→ **Consegna A**:
Rispondi a queste domande sul testo dedicato alla nuova legge elettorale:
(i) Secondo il testo, che cosa fa il prestigiatore?
(ii) Con quale percentuale si ottiene la maggioranza con il premio nell'Italicum?
(iii) A quanto è fissata la soglia di sbarramento?

C’è differenza tra un illusionista e un prestigiatore? Sì che c’è: il primo ti fa credere a una realtà che non esiste, il secondo rende invisibile la realtà visibile, quella che avresti sotto gli occhi, se non t’abbagliasse il trucco del prestigiatore. E che cos’è la nuova legge elettorale, un’illusione o un gioco di prestigio? Davvero Renzi ha tirato fuori dal cappello il coniglio che la politica cerca da tre legislature?

Per scoprirlo, non resta che guardare nel cappello. Fin qui ne avevamo osservato soltanto la réclame , con il sospetto che si trattasse di pubblicità ingannevole. Perché aleggiava la promessa d’azzerare i veto players , il potere d’interdizione dei piccoli partiti, ma con l’assenso dei piccoli partiti. Di non ripetere le malefatte del Porcellum , ripetendo tuttavia liste bloccate e premi inventati dal Porcellum . E infine una promessa di governi stabili; anche se per afferrare la Chimera non basta una buona legge elettorale, serve la riforma della Costituzione. Con due Camere gemelle però espresse da elettorati differenti, non ci riuscirebbe neppure mago Zurlì.

E allora interroghiamo il coniglietto su tre parole chiave, cominciando per l’appunto dalla domanda di governabilità. L’avrebbe forse saziata il sistema spagnolo, che non impedisce tuttavia la divisione della torta in tre fettone uguali, replicando il presente per tutti i secoli dei secoli. Ma l’Italicum va meglio, molto meglio. Un doppio turno «eventuale»: se prendi il 35% diventi maggioranza con il premio, altrimenti ballottaggio fra le due coalizioni più votate. Bravo il prestigiatore, bene, bis. Sia per essere riuscito a ipnotizzare Berlusconi, che del doppio turno non ne voleva sapere. Sia per la soglia di sbarramento (5%), un antidoto contro la frantumazione della squadra di governo. Sia perché al ballottaggio il premio te lo mettono in tasca gli elettori, non la legge.

Voci del dataset:
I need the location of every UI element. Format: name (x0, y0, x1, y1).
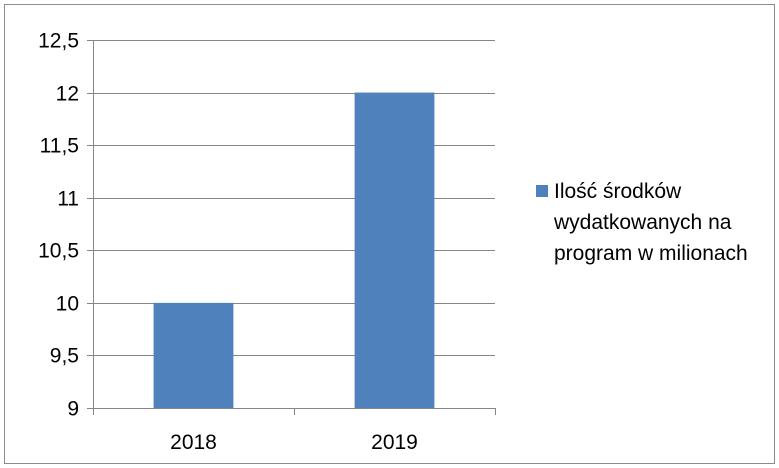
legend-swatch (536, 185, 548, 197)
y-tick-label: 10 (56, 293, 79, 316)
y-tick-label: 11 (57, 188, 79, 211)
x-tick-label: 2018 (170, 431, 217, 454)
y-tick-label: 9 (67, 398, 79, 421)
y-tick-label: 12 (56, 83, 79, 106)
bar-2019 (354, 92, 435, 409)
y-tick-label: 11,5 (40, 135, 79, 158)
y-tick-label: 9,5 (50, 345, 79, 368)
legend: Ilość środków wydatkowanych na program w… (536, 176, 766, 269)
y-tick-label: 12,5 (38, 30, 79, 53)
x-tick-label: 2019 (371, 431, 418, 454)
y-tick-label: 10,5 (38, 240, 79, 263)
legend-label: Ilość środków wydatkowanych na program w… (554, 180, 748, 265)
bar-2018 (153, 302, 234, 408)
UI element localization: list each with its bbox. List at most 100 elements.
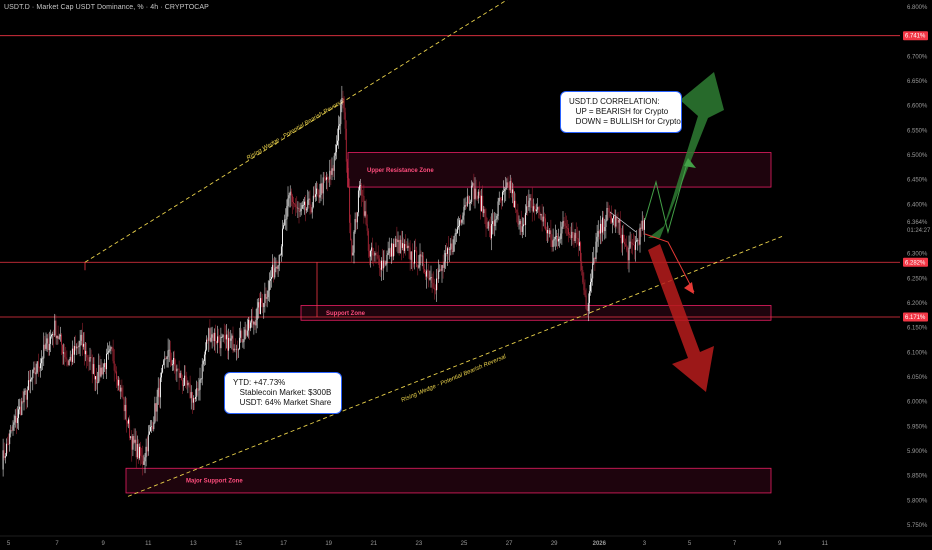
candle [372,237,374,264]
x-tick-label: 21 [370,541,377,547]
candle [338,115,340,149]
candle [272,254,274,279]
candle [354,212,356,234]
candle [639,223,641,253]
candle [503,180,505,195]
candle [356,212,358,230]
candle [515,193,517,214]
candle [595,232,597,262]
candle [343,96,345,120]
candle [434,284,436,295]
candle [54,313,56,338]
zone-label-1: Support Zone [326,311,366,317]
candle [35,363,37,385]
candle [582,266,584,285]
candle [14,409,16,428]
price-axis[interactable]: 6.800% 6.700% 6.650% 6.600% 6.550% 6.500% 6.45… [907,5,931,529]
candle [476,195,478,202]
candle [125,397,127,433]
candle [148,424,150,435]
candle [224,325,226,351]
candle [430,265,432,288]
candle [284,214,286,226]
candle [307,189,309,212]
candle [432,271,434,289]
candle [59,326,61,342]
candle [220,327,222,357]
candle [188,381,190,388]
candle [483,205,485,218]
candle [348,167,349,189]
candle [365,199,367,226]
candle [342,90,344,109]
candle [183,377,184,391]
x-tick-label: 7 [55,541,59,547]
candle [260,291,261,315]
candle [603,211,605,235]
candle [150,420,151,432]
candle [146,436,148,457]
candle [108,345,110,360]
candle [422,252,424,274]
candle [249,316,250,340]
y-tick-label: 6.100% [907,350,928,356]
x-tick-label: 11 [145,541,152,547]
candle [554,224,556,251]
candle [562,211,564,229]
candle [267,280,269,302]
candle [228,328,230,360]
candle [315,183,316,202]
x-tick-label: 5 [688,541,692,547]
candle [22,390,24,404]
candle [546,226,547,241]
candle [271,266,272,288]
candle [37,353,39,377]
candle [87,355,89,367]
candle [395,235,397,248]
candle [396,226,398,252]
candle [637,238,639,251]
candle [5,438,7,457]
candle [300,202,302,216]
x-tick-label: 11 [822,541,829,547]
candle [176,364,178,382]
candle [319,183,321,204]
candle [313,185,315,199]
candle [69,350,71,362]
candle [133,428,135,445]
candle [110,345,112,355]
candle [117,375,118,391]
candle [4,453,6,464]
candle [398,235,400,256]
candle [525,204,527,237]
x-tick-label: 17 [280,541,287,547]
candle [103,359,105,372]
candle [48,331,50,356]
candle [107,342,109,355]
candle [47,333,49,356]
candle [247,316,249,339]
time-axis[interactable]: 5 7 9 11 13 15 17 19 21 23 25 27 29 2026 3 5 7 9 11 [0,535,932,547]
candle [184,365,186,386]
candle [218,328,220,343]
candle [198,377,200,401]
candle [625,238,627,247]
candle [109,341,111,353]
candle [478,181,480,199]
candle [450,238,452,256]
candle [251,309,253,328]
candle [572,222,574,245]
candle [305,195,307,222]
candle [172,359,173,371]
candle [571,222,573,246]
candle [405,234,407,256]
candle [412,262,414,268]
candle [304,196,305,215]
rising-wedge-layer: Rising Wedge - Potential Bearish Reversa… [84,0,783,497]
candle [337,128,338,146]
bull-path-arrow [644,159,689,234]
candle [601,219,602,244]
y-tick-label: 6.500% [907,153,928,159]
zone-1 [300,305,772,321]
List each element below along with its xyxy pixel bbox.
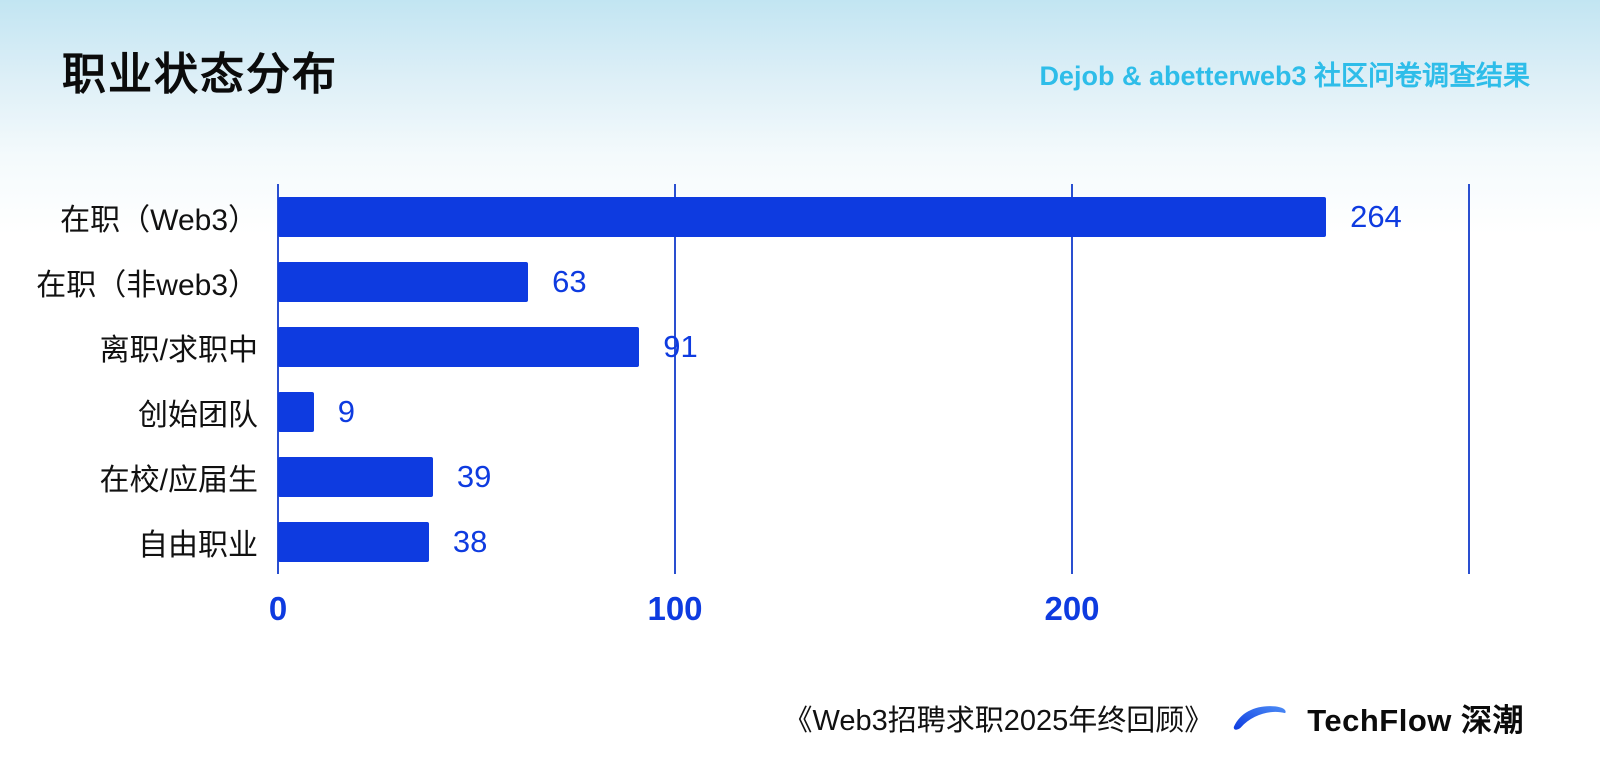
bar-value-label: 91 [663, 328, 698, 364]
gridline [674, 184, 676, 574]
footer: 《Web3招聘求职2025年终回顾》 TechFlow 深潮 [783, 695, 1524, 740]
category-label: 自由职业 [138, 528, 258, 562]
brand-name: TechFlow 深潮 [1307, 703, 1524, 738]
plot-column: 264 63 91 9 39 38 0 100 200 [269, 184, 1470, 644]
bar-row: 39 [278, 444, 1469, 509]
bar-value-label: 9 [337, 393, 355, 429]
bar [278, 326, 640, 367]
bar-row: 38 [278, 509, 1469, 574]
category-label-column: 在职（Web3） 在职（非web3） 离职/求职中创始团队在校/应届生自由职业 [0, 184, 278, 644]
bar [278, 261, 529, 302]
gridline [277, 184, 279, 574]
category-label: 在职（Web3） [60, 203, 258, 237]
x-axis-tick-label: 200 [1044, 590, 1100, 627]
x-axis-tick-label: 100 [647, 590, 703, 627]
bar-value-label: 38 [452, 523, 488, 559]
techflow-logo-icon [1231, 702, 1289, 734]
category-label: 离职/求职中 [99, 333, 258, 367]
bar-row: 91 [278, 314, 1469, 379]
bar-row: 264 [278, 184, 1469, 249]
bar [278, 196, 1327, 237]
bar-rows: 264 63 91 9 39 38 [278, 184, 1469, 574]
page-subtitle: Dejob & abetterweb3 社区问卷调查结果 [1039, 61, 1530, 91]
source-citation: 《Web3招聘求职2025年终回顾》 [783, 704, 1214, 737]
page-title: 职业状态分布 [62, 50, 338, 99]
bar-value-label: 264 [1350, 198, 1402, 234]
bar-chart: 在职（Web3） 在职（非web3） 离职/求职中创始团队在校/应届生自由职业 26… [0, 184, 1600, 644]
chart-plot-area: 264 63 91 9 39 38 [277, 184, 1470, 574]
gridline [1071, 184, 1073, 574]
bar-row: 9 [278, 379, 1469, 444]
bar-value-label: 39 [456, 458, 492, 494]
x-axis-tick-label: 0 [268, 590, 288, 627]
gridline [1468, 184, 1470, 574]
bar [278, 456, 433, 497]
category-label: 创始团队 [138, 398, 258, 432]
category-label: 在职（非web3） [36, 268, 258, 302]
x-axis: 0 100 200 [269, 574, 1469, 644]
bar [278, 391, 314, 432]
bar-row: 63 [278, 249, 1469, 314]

→ **Consegna B**:
Trova nei record tutte le righe che contengono la stringa "legend" e riportale.

→ **Risultato A**:
(i) Rende invisibile la realtà visibile.
(ii) Con il 35%.
(iii) Al 5%.

→ **Risultato B**:
legend-swatch (536, 185, 548, 197)
legend: Ilość środków wydatkowanych na program w… (536, 176, 766, 269)
legend-label: Ilość środków wydatkowanych na program w… (554, 180, 748, 265)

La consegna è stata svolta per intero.